_Prompt_. Find the lines holding the word "style" and collect them.

_Provided records_.
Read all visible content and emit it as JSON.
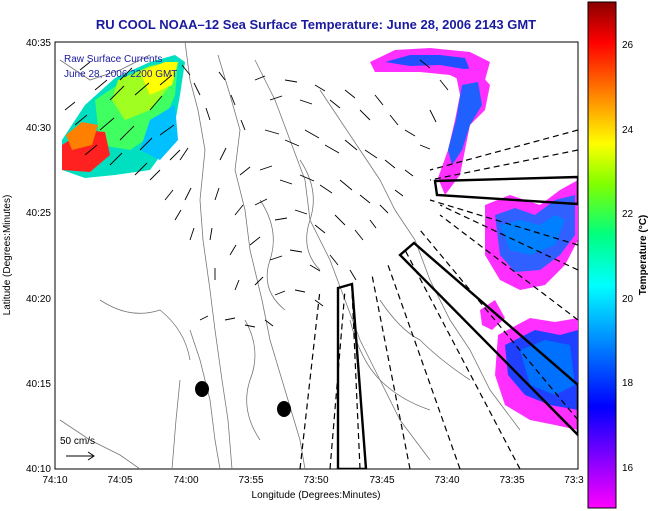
{
  "title": "RU COOL  NOAA–12  Sea Surface Temperature:  June 28, 2006 2143 GMT",
  "legend_line1": "Raw Surface Currents",
  "legend_line2": "June 28, 2006 2200 GMT",
  "scale_label": "50 cm/s",
  "x_axis_label": "Longitude (Degrees:Minutes)",
  "y_axis_label": "Latitude (Degrees:Minutes)",
  "colorbar_label": "Temperature (°C)",
  "x_ticks": [
    "74:10",
    "74:05",
    "74:00",
    "73:55",
    "73:50",
    "73:45",
    "73:40",
    "73:35",
    "73:3"
  ],
  "y_ticks": [
    "40:35",
    "40:30",
    "40:25",
    "40:20",
    "40:15",
    "40:10"
  ],
  "colorbar_ticks": [
    "26",
    "24",
    "22",
    "20",
    "18",
    "16"
  ],
  "colors": {
    "title": "#1a1aa0",
    "colorbar": [
      "#ff00ff",
      "#8000ff",
      "#0000ff",
      "#0080ff",
      "#00ffff",
      "#00ff80",
      "#80ff00",
      "#ffff00",
      "#ff8000",
      "#ff0000",
      "#8b0000"
    ]
  }
}
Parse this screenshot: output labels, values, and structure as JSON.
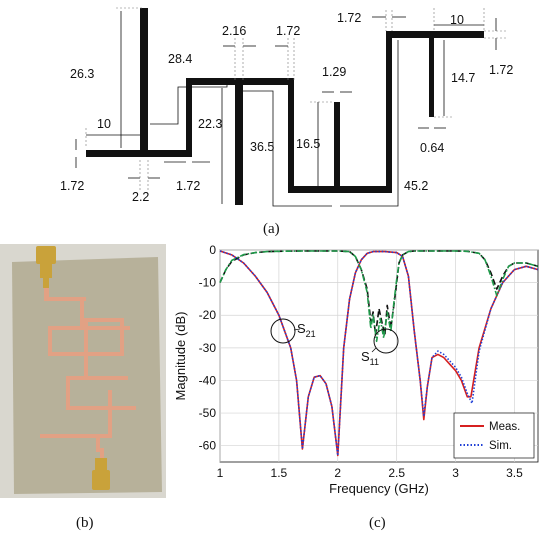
{
  "diagram": {
    "dimensions": [
      "26.3",
      "10",
      "1.72",
      "2.2",
      "28.4",
      "2.16",
      "1.72",
      "22.3",
      "1.72",
      "36.5",
      "1.29",
      "16.5",
      "1.72",
      "10",
      "14.7",
      "1.72",
      "0.64",
      "45.2"
    ],
    "caption": "(a)"
  },
  "photo": {
    "caption": "(b)",
    "colors": {
      "board": "#b7b19a",
      "copper": "#e2a184",
      "connector": "#c9a23a"
    }
  },
  "chart_caption": "(c)",
  "chart_data": {
    "type": "line",
    "xlabel": "Frequency (GHz)",
    "ylabel": "Magnitude (dB)",
    "xlim": [
      1,
      3.7
    ],
    "ylim": [
      -65,
      0
    ],
    "xticks": [
      "1",
      "1.5",
      "2",
      "2.5",
      "3",
      "3.5"
    ],
    "yticks": [
      "0",
      "-10",
      "-20",
      "-30",
      "-40",
      "-50",
      "-60"
    ],
    "grid": true,
    "legend": {
      "position": "bottom-right",
      "entries": [
        "Meas.",
        "Sim."
      ]
    },
    "annotations": [
      {
        "text": "S",
        "sub": "21"
      },
      {
        "text": "S",
        "sub": "11"
      }
    ],
    "series": [
      {
        "name": "Meas.",
        "style": "solid",
        "color": "#d62020",
        "x": [
          1.0,
          1.1,
          1.2,
          1.3,
          1.4,
          1.5,
          1.6,
          1.65,
          1.7,
          1.75,
          1.8,
          1.85,
          1.9,
          1.95,
          2.0,
          2.05,
          2.1,
          2.15,
          2.2,
          2.25,
          2.3,
          2.4,
          2.5,
          2.55,
          2.6,
          2.65,
          2.7,
          2.73,
          2.76,
          2.8,
          2.85,
          2.9,
          2.95,
          3.0,
          3.05,
          3.1,
          3.13,
          3.2,
          3.3,
          3.4,
          3.5,
          3.6,
          3.7
        ],
        "y": [
          -0.3,
          -1.5,
          -4,
          -8,
          -13,
          -20,
          -30,
          -40,
          -61,
          -45,
          -39,
          -38.5,
          -41,
          -48,
          -63,
          -30,
          -15,
          -7,
          -3,
          -1,
          -0.5,
          -0.5,
          -0.8,
          -2,
          -8,
          -25,
          -40,
          -52,
          -42,
          -33,
          -32,
          -33,
          -35,
          -37,
          -40,
          -45,
          -45,
          -30,
          -18,
          -10,
          -6,
          -5,
          -6
        ]
      },
      {
        "name": "",
        "style": "dashed",
        "color": "#111111",
        "x": [
          1.0,
          1.05,
          1.1,
          1.2,
          1.3,
          1.4,
          1.5,
          1.7,
          1.9,
          2.0,
          2.1,
          2.15,
          2.2,
          2.25,
          2.28,
          2.3,
          2.32,
          2.35,
          2.38,
          2.4,
          2.42,
          2.45,
          2.48,
          2.5,
          2.52,
          2.55,
          2.6,
          2.65,
          2.7,
          2.8,
          2.9,
          3.0,
          3.1,
          3.2,
          3.25,
          3.3,
          3.35,
          3.4,
          3.45,
          3.5,
          3.6,
          3.7
        ],
        "y": [
          -10,
          -6,
          -3.5,
          -1.5,
          -0.8,
          -0.5,
          -0.4,
          -0.3,
          -0.3,
          -0.3,
          -0.5,
          -2,
          -6,
          -12,
          -22,
          -19,
          -26,
          -18,
          -23,
          -26,
          -17,
          -24,
          -16,
          -10,
          -4,
          -1.5,
          -0.5,
          -0.3,
          -0.3,
          -0.3,
          -0.3,
          -0.3,
          -0.4,
          -1,
          -3,
          -7,
          -12,
          -8,
          -5,
          -4,
          -4,
          -5
        ]
      },
      {
        "name": "Sim.",
        "style": "dotted",
        "color": "#1f3fd6",
        "x": [
          1.0,
          1.1,
          1.2,
          1.3,
          1.4,
          1.5,
          1.6,
          1.65,
          1.7,
          1.75,
          1.8,
          1.85,
          1.9,
          1.95,
          2.0,
          2.05,
          2.1,
          2.15,
          2.2,
          2.25,
          2.3,
          2.4,
          2.5,
          2.55,
          2.6,
          2.65,
          2.7,
          2.73,
          2.76,
          2.8,
          2.85,
          2.9,
          2.95,
          3.0,
          3.05,
          3.1,
          3.14,
          3.2,
          3.3,
          3.4,
          3.5,
          3.6,
          3.7
        ],
        "y": [
          -0.3,
          -1.5,
          -4,
          -8,
          -13,
          -20,
          -30,
          -40,
          -61,
          -45,
          -39,
          -38.5,
          -41,
          -48,
          -63,
          -30,
          -15,
          -7,
          -3,
          -1,
          -0.5,
          -0.5,
          -0.8,
          -2,
          -8,
          -25,
          -40,
          -51,
          -42,
          -33,
          -31,
          -32,
          -34,
          -36,
          -39,
          -44,
          -47,
          -31,
          -18,
          -10,
          -6,
          -5,
          -6
        ]
      },
      {
        "name": "",
        "style": "dashdot",
        "color": "#1f9a4a",
        "x": [
          1.0,
          1.05,
          1.1,
          1.2,
          1.3,
          1.4,
          1.5,
          1.7,
          1.9,
          2.0,
          2.1,
          2.15,
          2.2,
          2.25,
          2.28,
          2.3,
          2.33,
          2.36,
          2.39,
          2.42,
          2.45,
          2.48,
          2.5,
          2.52,
          2.55,
          2.6,
          2.65,
          2.7,
          2.8,
          2.9,
          3.0,
          3.1,
          3.2,
          3.25,
          3.3,
          3.35,
          3.4,
          3.45,
          3.5,
          3.6,
          3.7
        ],
        "y": [
          -10,
          -6,
          -3.2,
          -1.4,
          -0.8,
          -0.5,
          -0.4,
          -0.3,
          -0.3,
          -0.3,
          -0.5,
          -2,
          -6,
          -13,
          -24,
          -20,
          -28,
          -21,
          -27,
          -19,
          -25,
          -15,
          -9,
          -4,
          -1.5,
          -0.5,
          -0.3,
          -0.3,
          -0.3,
          -0.3,
          -0.3,
          -0.4,
          -1,
          -3,
          -8,
          -14,
          -9,
          -5,
          -4,
          -4,
          -5
        ]
      }
    ]
  }
}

_Solution for this exercise_.
        "style": "solid",
        "style": "dashed",
        "style": "dotted",
        "style": "dashdot",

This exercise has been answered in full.